_SHORT TASK:_
Copy each entry as it stands, leaving nothing out.

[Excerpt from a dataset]
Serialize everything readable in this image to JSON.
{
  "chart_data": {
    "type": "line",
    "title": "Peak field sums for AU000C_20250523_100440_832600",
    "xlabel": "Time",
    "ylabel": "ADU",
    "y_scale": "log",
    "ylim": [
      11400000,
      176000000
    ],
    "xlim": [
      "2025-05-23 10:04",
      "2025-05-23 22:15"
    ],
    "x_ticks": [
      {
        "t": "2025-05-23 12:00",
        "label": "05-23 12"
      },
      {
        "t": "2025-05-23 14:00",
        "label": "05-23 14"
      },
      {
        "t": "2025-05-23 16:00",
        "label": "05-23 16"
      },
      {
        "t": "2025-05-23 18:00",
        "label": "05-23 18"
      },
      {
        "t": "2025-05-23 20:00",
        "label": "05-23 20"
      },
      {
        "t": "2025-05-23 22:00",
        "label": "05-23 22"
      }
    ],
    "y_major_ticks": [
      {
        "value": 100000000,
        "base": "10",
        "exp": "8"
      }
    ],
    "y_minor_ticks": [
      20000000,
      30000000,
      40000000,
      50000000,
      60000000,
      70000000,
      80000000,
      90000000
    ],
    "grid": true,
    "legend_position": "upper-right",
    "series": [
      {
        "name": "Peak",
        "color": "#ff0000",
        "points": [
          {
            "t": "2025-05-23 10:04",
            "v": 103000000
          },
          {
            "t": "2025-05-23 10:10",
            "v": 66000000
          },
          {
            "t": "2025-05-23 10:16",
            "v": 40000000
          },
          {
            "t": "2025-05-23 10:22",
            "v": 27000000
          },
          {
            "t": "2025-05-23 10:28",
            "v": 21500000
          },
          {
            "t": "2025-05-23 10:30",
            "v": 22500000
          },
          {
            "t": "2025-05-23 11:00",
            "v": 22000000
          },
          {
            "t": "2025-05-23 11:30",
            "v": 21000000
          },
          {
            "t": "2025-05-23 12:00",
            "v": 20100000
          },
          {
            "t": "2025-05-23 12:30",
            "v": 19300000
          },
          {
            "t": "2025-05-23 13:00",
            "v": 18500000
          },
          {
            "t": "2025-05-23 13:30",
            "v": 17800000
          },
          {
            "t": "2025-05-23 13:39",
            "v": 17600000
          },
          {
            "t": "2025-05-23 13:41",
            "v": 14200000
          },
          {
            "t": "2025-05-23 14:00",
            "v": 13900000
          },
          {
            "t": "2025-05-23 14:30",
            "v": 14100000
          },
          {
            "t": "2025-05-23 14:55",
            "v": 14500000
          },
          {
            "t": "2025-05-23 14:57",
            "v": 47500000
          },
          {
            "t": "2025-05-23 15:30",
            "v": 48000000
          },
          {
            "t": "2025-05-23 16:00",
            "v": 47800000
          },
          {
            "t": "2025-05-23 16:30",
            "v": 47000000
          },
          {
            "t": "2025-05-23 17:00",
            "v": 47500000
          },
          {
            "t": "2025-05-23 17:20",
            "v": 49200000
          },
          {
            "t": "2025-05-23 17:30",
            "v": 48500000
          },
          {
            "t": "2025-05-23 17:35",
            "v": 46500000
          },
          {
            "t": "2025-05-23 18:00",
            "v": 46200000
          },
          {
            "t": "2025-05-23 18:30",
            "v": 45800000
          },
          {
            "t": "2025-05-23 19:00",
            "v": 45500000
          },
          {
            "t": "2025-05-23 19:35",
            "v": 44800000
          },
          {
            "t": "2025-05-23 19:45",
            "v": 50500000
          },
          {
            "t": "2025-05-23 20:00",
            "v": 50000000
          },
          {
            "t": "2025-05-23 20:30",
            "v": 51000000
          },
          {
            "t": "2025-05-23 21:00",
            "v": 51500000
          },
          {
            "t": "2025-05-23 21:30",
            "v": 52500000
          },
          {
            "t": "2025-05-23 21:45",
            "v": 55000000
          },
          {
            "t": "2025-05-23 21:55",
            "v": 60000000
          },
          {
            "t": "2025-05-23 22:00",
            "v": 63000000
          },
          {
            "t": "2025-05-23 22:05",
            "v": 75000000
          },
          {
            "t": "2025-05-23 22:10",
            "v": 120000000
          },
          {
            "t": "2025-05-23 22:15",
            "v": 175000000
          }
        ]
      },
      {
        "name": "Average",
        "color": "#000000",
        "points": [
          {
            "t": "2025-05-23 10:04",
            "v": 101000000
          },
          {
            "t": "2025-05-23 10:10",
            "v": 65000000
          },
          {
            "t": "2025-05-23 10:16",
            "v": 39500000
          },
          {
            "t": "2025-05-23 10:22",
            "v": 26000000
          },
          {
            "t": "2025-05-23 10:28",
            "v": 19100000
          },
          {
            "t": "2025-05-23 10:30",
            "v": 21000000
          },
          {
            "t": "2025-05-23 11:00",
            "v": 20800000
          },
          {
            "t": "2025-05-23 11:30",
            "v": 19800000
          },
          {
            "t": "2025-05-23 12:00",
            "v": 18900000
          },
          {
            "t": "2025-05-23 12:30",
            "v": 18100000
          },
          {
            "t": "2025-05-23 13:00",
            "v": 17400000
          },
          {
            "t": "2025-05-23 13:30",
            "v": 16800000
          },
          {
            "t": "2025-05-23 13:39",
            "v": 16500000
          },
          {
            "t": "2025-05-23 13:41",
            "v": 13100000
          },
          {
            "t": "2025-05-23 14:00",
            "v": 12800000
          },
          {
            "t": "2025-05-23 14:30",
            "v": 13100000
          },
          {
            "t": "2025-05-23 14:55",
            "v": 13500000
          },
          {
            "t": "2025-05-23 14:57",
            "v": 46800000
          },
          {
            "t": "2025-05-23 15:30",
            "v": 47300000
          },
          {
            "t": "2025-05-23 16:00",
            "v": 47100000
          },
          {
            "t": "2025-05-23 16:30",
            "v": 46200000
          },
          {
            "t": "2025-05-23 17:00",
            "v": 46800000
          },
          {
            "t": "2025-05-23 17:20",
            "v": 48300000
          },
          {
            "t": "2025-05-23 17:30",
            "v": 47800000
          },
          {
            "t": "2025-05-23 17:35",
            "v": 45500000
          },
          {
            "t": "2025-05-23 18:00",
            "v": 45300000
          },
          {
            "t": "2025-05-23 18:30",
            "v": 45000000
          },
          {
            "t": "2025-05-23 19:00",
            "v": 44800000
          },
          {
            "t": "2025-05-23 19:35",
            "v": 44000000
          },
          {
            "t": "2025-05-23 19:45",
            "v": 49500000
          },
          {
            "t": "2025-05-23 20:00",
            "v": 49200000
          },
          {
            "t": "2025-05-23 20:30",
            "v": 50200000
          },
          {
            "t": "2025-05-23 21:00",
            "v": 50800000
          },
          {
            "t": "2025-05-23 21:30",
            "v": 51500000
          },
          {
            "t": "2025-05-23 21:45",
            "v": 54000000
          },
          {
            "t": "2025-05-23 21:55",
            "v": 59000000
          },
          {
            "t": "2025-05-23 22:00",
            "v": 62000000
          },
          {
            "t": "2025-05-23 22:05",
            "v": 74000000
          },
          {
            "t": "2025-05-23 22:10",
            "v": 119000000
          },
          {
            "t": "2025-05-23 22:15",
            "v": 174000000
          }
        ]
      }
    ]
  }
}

_OUTPUT OF THE TASK:_
Serialize everything readable in this image to JSON.
{
  "chart_data": {
    "type": "line",
    "title": "Peak field sums for AU000C_20250523_100440_832600",
    "xlabel": "Time",
    "ylabel": "ADU",
    "y_scale": "log",
    "ylim": [
      11400000,
      176000000
    ],
    "xlim": [
      "2025-05-23 10:04",
      "2025-05-23 22:15"
    ],
    "x_ticks": [
      {
        "t": "2025-05-23 12:00",
        "label": "05-23 12"
      },
      {
        "t": "2025-05-23 14:00",
        "label": "05-23 14"
      },
      {
        "t": "2025-05-23 16:00",
        "label": "05-23 16"
      },
      {
        "t": "2025-05-23 18:00",
        "label": "05-23 18"
      },
      {
        "t": "2025-05-23 20:00",
        "label": "05-23 20"
      },
      {
        "t": "2025-05-23 22:00",
        "label": "05-23 22"
      }
    ],
    "y_major_ticks": [
      {
        "value": 100000000,
        "base": "10",
        "exp": "8"
      }
    ],
    "y_minor_ticks": [
      20000000,
      30000000,
      40000000,
      50000000,
      60000000,
      70000000,
      80000000,
      90000000
    ],
    "grid": true,
    "legend_position": "upper-right",
    "series": [
      {
        "name": "Peak",
        "color": "#ff0000",
        "points": [
          {
            "t": "2025-05-23 10:04",
            "v": 103000000
          },
          {
            "t": "2025-05-23 10:10",
            "v": 66000000
          },
          {
            "t": "2025-05-23 10:16",
            "v": 40000000
          },
          {
            "t": "2025-05-23 10:22",
            "v": 27000000
          },
          {
            "t": "2025-05-23 10:28",
            "v": 21500000
          },
          {
            "t": "2025-05-23 10:30",
            "v": 22500000
          },
          {
            "t": "2025-05-23 11:00",
            "v": 22000000
          },
          {
            "t": "2025-05-23 11:30",
            "v": 21000000
          },
          {
            "t": "2025-05-23 12:00",
            "v": 20100000
          },
          {
            "t": "2025-05-23 12:30",
            "v": 19300000
          },
          {
            "t": "2025-05-23 13:00",
            "v": 18500000
          },
          {
            "t": "2025-05-23 13:30",
            "v": 17800000
          },
          {
            "t": "2025-05-23 13:39",
            "v": 17600000
          },
          {
            "t": "2025-05-23 13:41",
            "v": 14200000
          },
          {
            "t": "2025-05-23 14:00",
            "v": 13900000
          },
          {
            "t": "2025-05-23 14:30",
            "v": 14100000
          },
          {
            "t": "2025-05-23 14:55",
            "v": 14500000
          },
          {
            "t": "2025-05-23 14:57",
            "v": 47500000
          },
          {
            "t": "2025-05-23 15:30",
            "v": 48000000
          },
          {
            "t": "2025-05-23 16:00",
            "v": 47800000
          },
          {
            "t": "2025-05-23 16:30",
            "v": 47000000
          },
          {
            "t": "2025-05-23 17:00",
            "v": 47500000
          },
          {
            "t": "2025-05-23 17:20",
            "v": 49200000
          },
          {
            "t": "2025-05-23 17:30",
            "v": 48500000
          },
          {
            "t": "2025-05-23 17:35",
            "v": 46500000
          },
          {
            "t": "2025-05-23 18:00",
            "v": 46200000
          },
          {
            "t": "2025-05-23 18:30",
            "v": 45800000
          },
          {
            "t": "2025-05-23 19:00",
            "v": 45500000
          },
          {
            "t": "2025-05-23 19:35",
            "v": 44800000
          },
          {
            "t": "2025-05-23 19:45",
            "v": 50500000
          },
          {
            "t": "2025-05-23 20:00",
            "v": 50000000
          },
          {
            "t": "2025-05-23 20:30",
            "v": 51000000
          },
          {
            "t": "2025-05-23 21:00",
            "v": 51500000
          },
          {
            "t": "2025-05-23 21:30",
            "v": 52500000
          },
          {
            "t": "2025-05-23 21:45",
            "v": 55000000
          },
          {
            "t": "2025-05-23 21:55",
            "v": 60000000
          },
          {
            "t": "2025-05-23 22:00",
            "v": 63000000
          },
          {
            "t": "2025-05-23 22:05",
            "v": 75000000
          },
          {
            "t": "2025-05-23 22:10",
            "v": 120000000
          },
          {
            "t": "2025-05-23 22:15",
            "v": 175000000
          }
        ]
      },
      {
        "name": "Average",
        "color": "#000000",
        "points": [
          {
            "t": "2025-05-23 10:04",
            "v": 101000000
          },
          {
            "t": "2025-05-23 10:10",
            "v": 65000000
          },
          {
            "t": "2025-05-23 10:16",
            "v": 39500000
          },
          {
            "t": "2025-05-23 10:22",
            "v": 26000000
          },
          {
            "t": "2025-05-23 10:28",
            "v": 19100000
          },
          {
            "t": "2025-05-23 10:30",
            "v": 21000000
          },
          {
            "t": "2025-05-23 11:00",
            "v": 20800000
          },
          {
            "t": "2025-05-23 11:30",
            "v": 19800000
          },
          {
            "t": "2025-05-23 12:00",
            "v": 18900000
          },
          {
            "t": "2025-05-23 12:30",
            "v": 18100000
          },
          {
            "t": "2025-05-23 13:00",
            "v": 17400000
          },
          {
            "t": "2025-05-23 13:30",
            "v": 16800000
          },
          {
            "t": "2025-05-23 13:39",
            "v": 16500000
          },
          {
            "t": "2025-05-23 13:41",
            "v": 13100000
          },
          {
            "t": "2025-05-23 14:00",
            "v": 12800000
          },
          {
            "t": "2025-05-23 14:30",
            "v": 13100000
          },
          {
            "t": "2025-05-23 14:55",
            "v": 13500000
          },
          {
            "t": "2025-05-23 14:57",
            "v": 46800000
          },
          {
            "t": "2025-05-23 15:30",
            "v": 47300000
          },
          {
            "t": "2025-05-23 16:00",
            "v": 47100000
          },
          {
            "t": "2025-05-23 16:30",
            "v": 46200000
          },
          {
            "t": "2025-05-23 17:00",
            "v": 46800000
          },
          {
            "t": "2025-05-23 17:20",
            "v": 48300000
          },
          {
            "t": "2025-05-23 17:30",
            "v": 47800000
          },
          {
            "t": "2025-05-23 17:35",
            "v": 45500000
          },
          {
            "t": "2025-05-23 18:00",
            "v": 45300000
          },
          {
            "t": "2025-05-23 18:30",
            "v": 45000000
          },
          {
            "t": "2025-05-23 19:00",
            "v": 44800000
          },
          {
            "t": "2025-05-23 19:35",
            "v": 44000000
          },
          {
            "t": "2025-05-23 19:45",
            "v": 49500000
          },
          {
            "t": "2025-05-23 20:00",
            "v": 49200000
          },
          {
            "t": "2025-05-23 20:30",
            "v": 50200000
          },
          {
            "t": "2025-05-23 21:00",
            "v": 50800000
          },
          {
            "t": "2025-05-23 21:30",
            "v": 51500000
          },
          {
            "t": "2025-05-23 21:45",
            "v": 54000000
          },
          {
            "t": "2025-05-23 21:55",
            "v": 59000000
          },
          {
            "t": "2025-05-23 22:00",
            "v": 62000000
          },
          {
            "t": "2025-05-23 22:05",
            "v": 74000000
          },
          {
            "t": "2025-05-23 22:10",
            "v": 119000000
          },
          {
            "t": "2025-05-23 22:15",
            "v": 174000000
          }
        ]
      }
    ]
  }
}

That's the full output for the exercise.